#### [Set task]
In the material below, find all lines with the string "Ομάδα" and copy them.

##### Given entries #####

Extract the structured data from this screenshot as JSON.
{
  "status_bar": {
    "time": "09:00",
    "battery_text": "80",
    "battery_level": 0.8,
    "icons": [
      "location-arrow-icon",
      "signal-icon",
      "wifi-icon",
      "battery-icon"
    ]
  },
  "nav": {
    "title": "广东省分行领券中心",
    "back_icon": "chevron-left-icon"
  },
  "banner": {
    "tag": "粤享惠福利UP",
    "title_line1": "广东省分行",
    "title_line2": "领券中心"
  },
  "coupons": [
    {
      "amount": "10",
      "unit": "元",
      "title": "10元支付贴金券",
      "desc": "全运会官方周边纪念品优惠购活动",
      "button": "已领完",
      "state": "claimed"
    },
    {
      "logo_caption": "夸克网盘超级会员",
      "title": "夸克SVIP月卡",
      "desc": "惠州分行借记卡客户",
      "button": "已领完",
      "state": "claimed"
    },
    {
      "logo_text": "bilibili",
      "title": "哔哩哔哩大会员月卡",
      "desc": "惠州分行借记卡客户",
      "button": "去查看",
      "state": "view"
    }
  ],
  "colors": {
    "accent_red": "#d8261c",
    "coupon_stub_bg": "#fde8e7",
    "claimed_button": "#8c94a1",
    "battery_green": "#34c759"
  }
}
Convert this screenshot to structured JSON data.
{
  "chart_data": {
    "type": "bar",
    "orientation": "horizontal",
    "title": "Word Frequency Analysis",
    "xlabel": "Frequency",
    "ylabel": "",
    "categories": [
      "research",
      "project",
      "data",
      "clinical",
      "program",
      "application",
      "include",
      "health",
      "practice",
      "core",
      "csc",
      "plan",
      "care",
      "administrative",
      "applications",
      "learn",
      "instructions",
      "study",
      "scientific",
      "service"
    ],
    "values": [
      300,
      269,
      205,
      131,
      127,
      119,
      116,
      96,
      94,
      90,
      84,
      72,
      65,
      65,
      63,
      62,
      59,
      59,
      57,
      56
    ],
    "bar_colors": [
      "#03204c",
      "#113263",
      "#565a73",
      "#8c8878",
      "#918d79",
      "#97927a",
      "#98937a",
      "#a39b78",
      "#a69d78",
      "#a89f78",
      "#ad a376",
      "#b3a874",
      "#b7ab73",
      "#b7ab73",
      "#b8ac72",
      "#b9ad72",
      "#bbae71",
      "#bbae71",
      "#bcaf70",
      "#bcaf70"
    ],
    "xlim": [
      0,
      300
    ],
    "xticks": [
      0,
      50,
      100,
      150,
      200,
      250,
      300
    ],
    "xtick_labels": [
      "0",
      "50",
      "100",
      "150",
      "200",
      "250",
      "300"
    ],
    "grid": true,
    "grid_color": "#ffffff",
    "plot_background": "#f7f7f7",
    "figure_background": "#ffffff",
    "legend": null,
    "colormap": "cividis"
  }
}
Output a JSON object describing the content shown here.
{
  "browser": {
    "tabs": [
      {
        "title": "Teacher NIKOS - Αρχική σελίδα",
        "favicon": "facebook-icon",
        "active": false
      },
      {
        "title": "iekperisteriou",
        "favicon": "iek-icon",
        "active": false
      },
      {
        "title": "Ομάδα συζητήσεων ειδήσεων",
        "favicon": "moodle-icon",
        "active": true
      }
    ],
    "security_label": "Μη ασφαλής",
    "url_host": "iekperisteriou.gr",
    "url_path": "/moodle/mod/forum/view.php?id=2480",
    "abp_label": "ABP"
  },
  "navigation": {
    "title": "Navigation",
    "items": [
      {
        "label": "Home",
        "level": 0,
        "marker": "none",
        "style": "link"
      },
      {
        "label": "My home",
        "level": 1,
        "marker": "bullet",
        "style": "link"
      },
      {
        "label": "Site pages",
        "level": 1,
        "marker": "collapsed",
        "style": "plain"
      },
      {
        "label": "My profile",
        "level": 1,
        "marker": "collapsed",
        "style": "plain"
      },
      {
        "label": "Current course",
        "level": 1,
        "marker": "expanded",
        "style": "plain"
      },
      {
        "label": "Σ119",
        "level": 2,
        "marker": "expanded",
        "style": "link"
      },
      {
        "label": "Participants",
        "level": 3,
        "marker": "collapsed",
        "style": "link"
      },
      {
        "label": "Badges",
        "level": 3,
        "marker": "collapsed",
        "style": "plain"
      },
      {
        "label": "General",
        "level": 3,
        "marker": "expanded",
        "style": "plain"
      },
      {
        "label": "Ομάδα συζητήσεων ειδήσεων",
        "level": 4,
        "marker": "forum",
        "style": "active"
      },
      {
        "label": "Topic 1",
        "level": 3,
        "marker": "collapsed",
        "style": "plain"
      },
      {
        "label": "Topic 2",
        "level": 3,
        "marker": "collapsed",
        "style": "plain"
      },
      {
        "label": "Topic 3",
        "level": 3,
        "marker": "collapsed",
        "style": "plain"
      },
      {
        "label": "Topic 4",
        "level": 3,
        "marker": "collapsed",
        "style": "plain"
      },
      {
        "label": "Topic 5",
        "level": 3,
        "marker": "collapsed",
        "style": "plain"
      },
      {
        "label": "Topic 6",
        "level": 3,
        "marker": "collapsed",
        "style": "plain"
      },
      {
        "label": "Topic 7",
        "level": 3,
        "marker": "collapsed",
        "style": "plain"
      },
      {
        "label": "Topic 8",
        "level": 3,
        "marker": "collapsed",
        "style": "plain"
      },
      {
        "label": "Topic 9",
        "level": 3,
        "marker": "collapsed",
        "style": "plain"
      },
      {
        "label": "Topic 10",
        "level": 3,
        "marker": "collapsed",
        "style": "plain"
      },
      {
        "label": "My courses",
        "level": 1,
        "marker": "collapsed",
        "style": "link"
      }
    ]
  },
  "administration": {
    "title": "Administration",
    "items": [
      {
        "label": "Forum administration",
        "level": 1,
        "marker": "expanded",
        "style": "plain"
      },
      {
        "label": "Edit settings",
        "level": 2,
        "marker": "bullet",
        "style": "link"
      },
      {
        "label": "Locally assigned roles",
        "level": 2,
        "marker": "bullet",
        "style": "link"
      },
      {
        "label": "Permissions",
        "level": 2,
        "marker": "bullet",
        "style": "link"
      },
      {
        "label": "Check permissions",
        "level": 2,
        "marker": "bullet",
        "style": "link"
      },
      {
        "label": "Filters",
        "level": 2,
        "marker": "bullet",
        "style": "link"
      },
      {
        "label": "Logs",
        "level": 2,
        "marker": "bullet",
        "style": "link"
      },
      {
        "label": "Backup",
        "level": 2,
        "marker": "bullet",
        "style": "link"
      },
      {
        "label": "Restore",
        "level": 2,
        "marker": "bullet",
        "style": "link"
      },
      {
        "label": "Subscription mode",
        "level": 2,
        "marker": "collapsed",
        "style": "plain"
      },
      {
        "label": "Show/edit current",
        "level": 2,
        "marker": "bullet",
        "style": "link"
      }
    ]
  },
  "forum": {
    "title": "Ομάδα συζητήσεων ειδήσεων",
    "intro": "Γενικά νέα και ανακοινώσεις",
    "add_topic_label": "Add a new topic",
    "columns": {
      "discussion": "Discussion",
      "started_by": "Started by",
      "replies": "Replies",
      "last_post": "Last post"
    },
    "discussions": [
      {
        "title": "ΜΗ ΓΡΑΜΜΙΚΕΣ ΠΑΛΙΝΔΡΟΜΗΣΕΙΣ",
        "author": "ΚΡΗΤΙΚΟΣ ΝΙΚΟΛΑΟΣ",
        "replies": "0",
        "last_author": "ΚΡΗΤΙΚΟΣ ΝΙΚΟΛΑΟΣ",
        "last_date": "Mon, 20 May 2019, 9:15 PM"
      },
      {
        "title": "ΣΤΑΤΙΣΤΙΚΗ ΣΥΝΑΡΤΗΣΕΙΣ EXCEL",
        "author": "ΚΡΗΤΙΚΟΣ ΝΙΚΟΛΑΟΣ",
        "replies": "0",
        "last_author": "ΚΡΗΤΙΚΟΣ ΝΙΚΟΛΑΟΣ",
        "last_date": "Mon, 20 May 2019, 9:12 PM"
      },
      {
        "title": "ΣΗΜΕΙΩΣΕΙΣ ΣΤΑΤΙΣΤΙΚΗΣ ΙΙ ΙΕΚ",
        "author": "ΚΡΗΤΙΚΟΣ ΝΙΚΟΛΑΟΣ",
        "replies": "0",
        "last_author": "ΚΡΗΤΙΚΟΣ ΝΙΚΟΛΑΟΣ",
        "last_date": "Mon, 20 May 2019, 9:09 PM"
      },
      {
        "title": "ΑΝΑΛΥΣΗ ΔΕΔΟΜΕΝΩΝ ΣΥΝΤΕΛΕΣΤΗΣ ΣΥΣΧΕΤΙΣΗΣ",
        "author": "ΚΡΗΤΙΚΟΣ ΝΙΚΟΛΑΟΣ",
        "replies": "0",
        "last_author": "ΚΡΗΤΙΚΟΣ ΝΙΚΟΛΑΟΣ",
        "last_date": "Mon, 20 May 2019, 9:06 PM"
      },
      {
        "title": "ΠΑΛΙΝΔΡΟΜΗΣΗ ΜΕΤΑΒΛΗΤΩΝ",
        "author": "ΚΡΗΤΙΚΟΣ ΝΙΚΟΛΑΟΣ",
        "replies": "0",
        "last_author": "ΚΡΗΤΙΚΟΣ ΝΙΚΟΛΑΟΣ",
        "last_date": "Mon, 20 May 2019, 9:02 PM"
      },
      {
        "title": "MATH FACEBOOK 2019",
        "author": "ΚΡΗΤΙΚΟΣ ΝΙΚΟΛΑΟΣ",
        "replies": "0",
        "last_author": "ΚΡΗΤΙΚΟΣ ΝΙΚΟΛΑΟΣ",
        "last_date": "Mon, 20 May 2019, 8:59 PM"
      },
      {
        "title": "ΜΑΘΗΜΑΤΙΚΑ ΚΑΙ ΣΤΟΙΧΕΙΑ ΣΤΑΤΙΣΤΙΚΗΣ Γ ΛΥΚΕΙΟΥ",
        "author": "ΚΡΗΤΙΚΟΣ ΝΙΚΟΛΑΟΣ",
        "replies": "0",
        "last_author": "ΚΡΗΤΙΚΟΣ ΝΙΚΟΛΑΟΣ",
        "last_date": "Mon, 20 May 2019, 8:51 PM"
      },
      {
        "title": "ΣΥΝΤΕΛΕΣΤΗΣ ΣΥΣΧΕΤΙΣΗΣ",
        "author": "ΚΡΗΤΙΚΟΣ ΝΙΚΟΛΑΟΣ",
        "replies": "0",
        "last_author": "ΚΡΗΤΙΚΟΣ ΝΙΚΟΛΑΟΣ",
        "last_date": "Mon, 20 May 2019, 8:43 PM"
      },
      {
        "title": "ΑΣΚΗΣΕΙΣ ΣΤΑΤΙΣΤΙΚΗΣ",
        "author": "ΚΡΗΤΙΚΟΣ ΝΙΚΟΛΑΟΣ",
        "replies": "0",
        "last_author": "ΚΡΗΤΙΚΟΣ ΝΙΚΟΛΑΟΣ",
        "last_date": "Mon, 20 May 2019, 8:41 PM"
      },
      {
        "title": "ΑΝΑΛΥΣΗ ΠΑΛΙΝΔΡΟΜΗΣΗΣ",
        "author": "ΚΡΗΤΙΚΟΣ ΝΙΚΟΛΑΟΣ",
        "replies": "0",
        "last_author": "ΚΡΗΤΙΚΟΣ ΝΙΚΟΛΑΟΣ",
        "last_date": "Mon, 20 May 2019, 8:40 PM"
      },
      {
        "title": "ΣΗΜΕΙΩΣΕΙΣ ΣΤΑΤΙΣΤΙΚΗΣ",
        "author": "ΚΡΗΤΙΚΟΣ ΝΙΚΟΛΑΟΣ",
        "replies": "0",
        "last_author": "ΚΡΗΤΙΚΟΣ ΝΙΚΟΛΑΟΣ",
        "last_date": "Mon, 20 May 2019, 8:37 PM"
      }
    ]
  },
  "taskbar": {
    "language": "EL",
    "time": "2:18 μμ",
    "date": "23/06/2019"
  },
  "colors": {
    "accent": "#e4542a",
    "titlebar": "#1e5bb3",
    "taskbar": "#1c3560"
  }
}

#####

#### [Exercise response]
        "title": "Ομάδα συζητήσεων ειδήσεων",
        "label": "Ομάδα συζητήσεων ειδήσεων",
    "title": "Ομάδα συζητήσεων ειδήσεων",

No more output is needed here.